» DO THIS: Only the pictures are left out: repeat the rest of the entries exactly.

[begin DATA SHOWN]

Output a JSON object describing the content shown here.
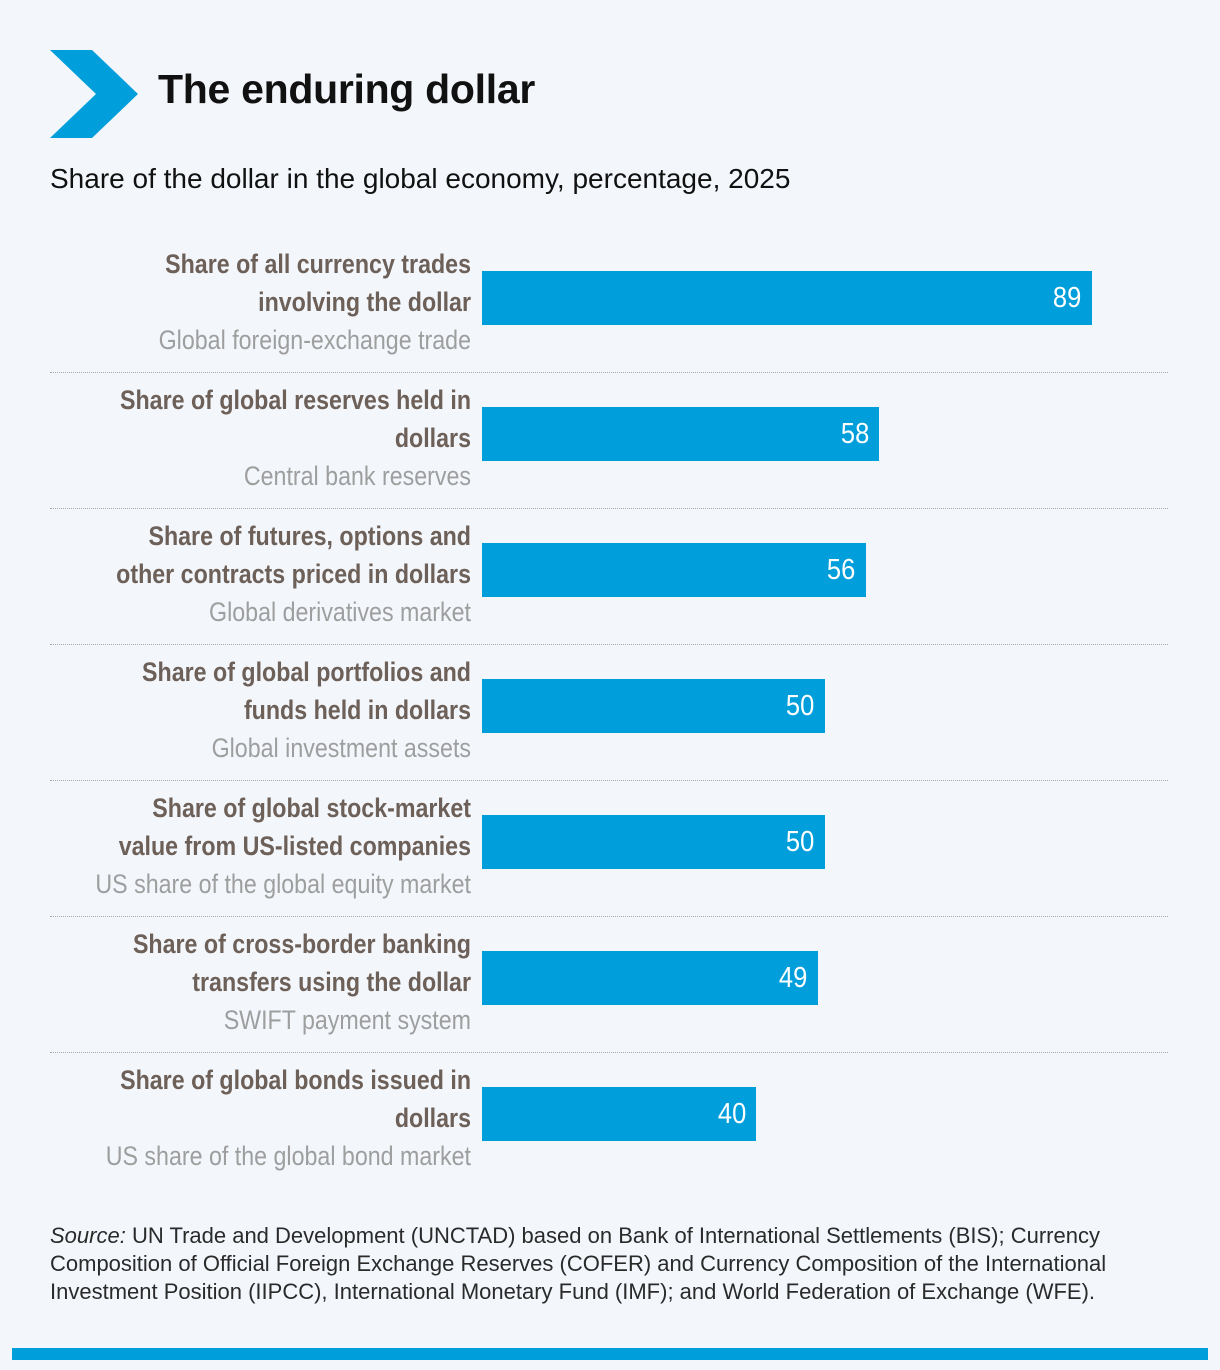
{
  "header": {
    "title": "The enduring dollar",
    "subtitle": "Share of the dollar in the global economy, percentage, 2025",
    "icon": "chevron-right-icon"
  },
  "colors": {
    "accent": "#009edb",
    "label_main": "#6d6058",
    "label_sub": "#9e9e9e",
    "background": "#f3f7fc"
  },
  "chart_data": {
    "type": "bar",
    "orientation": "horizontal",
    "title": "The enduring dollar",
    "subtitle": "Share of the dollar in the global economy, percentage, 2025",
    "xlim": [
      0,
      100
    ],
    "grid": false,
    "categories": [
      {
        "main": "Share of all currency trades involving the dollar",
        "sub": "Global foreign-exchange trade",
        "value": 89
      },
      {
        "main": "Share of global reserves held in dollars",
        "sub": "Central bank reserves",
        "value": 58
      },
      {
        "main": "Share of futures, options and other contracts priced in dollars",
        "sub": "Global derivatives market",
        "value": 56
      },
      {
        "main": "Share of global portfolios and funds held in dollars",
        "sub": "Global investment assets",
        "value": 50
      },
      {
        "main": "Share of global stock-market value from US-listed companies",
        "sub": "US share of the global equity market",
        "value": 50
      },
      {
        "main": "Share of cross-border banking transfers using the dollar",
        "sub": "SWIFT payment system",
        "value": 49
      },
      {
        "main": "Share of global bonds issued in dollars",
        "sub": "US share of the global bond market",
        "value": 40
      }
    ]
  },
  "footer": {
    "source_label": "Source:",
    "source_text": "UN Trade and Development (UNCTAD) based on Bank of International Settlements (BIS); Currency Composition of Official Foreign Exchange Reserves (COFER) and Currency Composition of the International Investment Position (IIPCC), International Monetary Fund (IMF); and World Federation of Exchange (WFE)."
  }
}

[end DATA SHOWN]

» EXERCISE RESULT:
Output a JSON object describing the content shown here.
{
  "header": {
    "title": "The enduring dollar",
    "subtitle": "Share of the dollar in the global economy, percentage, 2025",
    "icon": "chevron-right-icon"
  },
  "colors": {
    "accent": "#009edb",
    "label_main": "#6d6058",
    "label_sub": "#9e9e9e",
    "background": "#f3f7fc"
  },
  "chart_data": {
    "type": "bar",
    "orientation": "horizontal",
    "title": "The enduring dollar",
    "subtitle": "Share of the dollar in the global economy, percentage, 2025",
    "xlim": [
      0,
      100
    ],
    "grid": false,
    "categories": [
      {
        "main": "Share of all currency trades involving the dollar",
        "sub": "Global foreign-exchange trade",
        "value": 89
      },
      {
        "main": "Share of global reserves held in dollars",
        "sub": "Central bank reserves",
        "value": 58
      },
      {
        "main": "Share of futures, options and other contracts priced in dollars",
        "sub": "Global derivatives market",
        "value": 56
      },
      {
        "main": "Share of global portfolios and funds held in dollars",
        "sub": "Global investment assets",
        "value": 50
      },
      {
        "main": "Share of global stock-market value from US-listed companies",
        "sub": "US share of the global equity market",
        "value": 50
      },
      {
        "main": "Share of cross-border banking transfers using the dollar",
        "sub": "SWIFT payment system",
        "value": 49
      },
      {
        "main": "Share of global bonds issued in dollars",
        "sub": "US share of the global bond market",
        "value": 40
      }
    ]
  },
  "footer": {
    "source_label": "Source:",
    "source_text": "UN Trade and Development (UNCTAD) based on Bank of International Settlements (BIS); Currency Composition of Official Foreign Exchange Reserves (COFER) and Currency Composition of the International Investment Position (IIPCC), International Monetary Fund (IMF); and World Federation of Exchange (WFE)."
  }
}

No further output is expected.